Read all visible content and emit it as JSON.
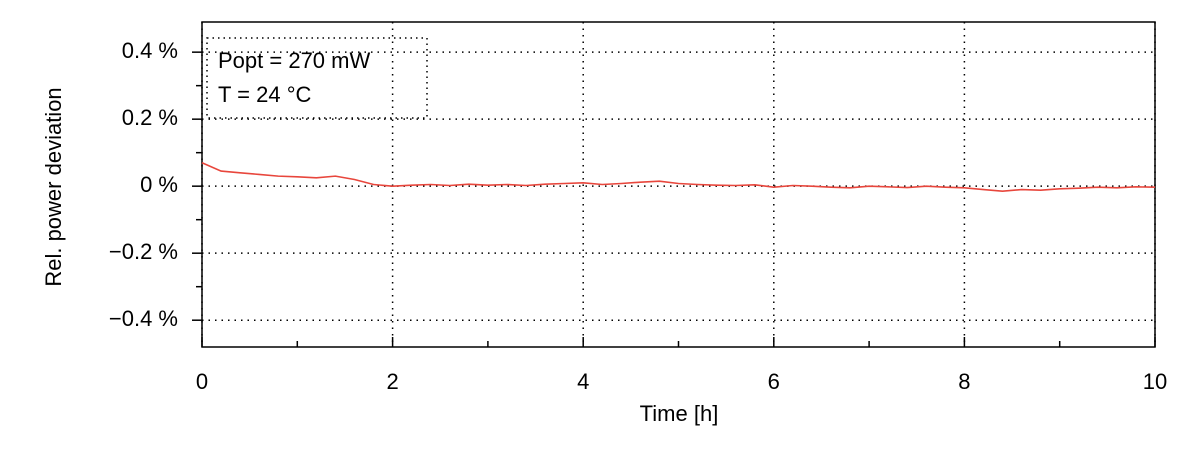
{
  "chart_data": {
    "type": "line",
    "y_label": "Rel. power deviation",
    "x_label": "Time [h]",
    "annotations": [
      "Popt = 270 mW",
      "T = 24 °C"
    ],
    "x": [
      0,
      0.2,
      0.4,
      0.6,
      0.8,
      1,
      1.2,
      1.4,
      1.6,
      1.8,
      2,
      2.2,
      2.4,
      2.6,
      2.8,
      3,
      3.2,
      3.4,
      3.6,
      3.8,
      4,
      4.2,
      4.4,
      4.6,
      4.8,
      5,
      5.2,
      5.4,
      5.6,
      5.8,
      6,
      6.2,
      6.4,
      6.6,
      6.8,
      7,
      7.2,
      7.4,
      7.6,
      7.8,
      8,
      8.2,
      8.4,
      8.6,
      8.8,
      9,
      9.2,
      9.4,
      9.6,
      9.8,
      10
    ],
    "values": [
      0.07,
      0.045,
      0.04,
      0.035,
      0.03,
      0.028,
      0.025,
      0.03,
      0.02,
      0.005,
      0,
      0.003,
      0.005,
      0.002,
      0.006,
      0.003,
      0.005,
      0.002,
      0.006,
      0.008,
      0.01,
      0.005,
      0.008,
      0.012,
      0.015,
      0.008,
      0.005,
      0.003,
      0.002,
      0.004,
      -0.003,
      0.002,
      0,
      -0.003,
      -0.005,
      0,
      -0.002,
      -0.004,
      0,
      -0.003,
      -0.005,
      -0.01,
      -0.015,
      -0.01,
      -0.012,
      -0.008,
      -0.006,
      -0.003,
      -0.005,
      -0.002,
      -0.003
    ],
    "color": "#e8463c",
    "xlim": [
      0,
      10
    ],
    "xticks": [
      0,
      2,
      4,
      6,
      8,
      10
    ],
    "xminorticks": [
      1,
      3,
      5,
      7,
      9
    ],
    "ylim": [
      -0.48,
      0.49
    ],
    "yticks": [
      {
        "value": -0.4,
        "label": "−0.4 %"
      },
      {
        "value": -0.2,
        "label": "−0.2 %"
      },
      {
        "value": 0,
        "label": "0 %"
      },
      {
        "value": 0.2,
        "label": "0.2 %"
      },
      {
        "value": 0.4,
        "label": "0.4 %"
      }
    ],
    "yminorticks": [
      -0.3,
      -0.1,
      0.1,
      0.3
    ],
    "grid": true
  }
}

--- EXERCISE GOAL ---
Restate the data above word for word. Do not include the images.

--- RESPONSE ---
Read all visible content and emit it as JSON.
{
  "chart_data": {
    "type": "line",
    "y_label": "Rel. power deviation",
    "x_label": "Time [h]",
    "annotations": [
      "Popt = 270 mW",
      "T = 24 °C"
    ],
    "x": [
      0,
      0.2,
      0.4,
      0.6,
      0.8,
      1,
      1.2,
      1.4,
      1.6,
      1.8,
      2,
      2.2,
      2.4,
      2.6,
      2.8,
      3,
      3.2,
      3.4,
      3.6,
      3.8,
      4,
      4.2,
      4.4,
      4.6,
      4.8,
      5,
      5.2,
      5.4,
      5.6,
      5.8,
      6,
      6.2,
      6.4,
      6.6,
      6.8,
      7,
      7.2,
      7.4,
      7.6,
      7.8,
      8,
      8.2,
      8.4,
      8.6,
      8.8,
      9,
      9.2,
      9.4,
      9.6,
      9.8,
      10
    ],
    "values": [
      0.07,
      0.045,
      0.04,
      0.035,
      0.03,
      0.028,
      0.025,
      0.03,
      0.02,
      0.005,
      0,
      0.003,
      0.005,
      0.002,
      0.006,
      0.003,
      0.005,
      0.002,
      0.006,
      0.008,
      0.01,
      0.005,
      0.008,
      0.012,
      0.015,
      0.008,
      0.005,
      0.003,
      0.002,
      0.004,
      -0.003,
      0.002,
      0,
      -0.003,
      -0.005,
      0,
      -0.002,
      -0.004,
      0,
      -0.003,
      -0.005,
      -0.01,
      -0.015,
      -0.01,
      -0.012,
      -0.008,
      -0.006,
      -0.003,
      -0.005,
      -0.002,
      -0.003
    ],
    "color": "#e8463c",
    "xlim": [
      0,
      10
    ],
    "xticks": [
      0,
      2,
      4,
      6,
      8,
      10
    ],
    "xminorticks": [
      1,
      3,
      5,
      7,
      9
    ],
    "ylim": [
      -0.48,
      0.49
    ],
    "yticks": [
      {
        "value": -0.4,
        "label": "−0.4 %"
      },
      {
        "value": -0.2,
        "label": "−0.2 %"
      },
      {
        "value": 0,
        "label": "0 %"
      },
      {
        "value": 0.2,
        "label": "0.2 %"
      },
      {
        "value": 0.4,
        "label": "0.4 %"
      }
    ],
    "yminorticks": [
      -0.3,
      -0.1,
      0.1,
      0.3
    ],
    "grid": true
  }
}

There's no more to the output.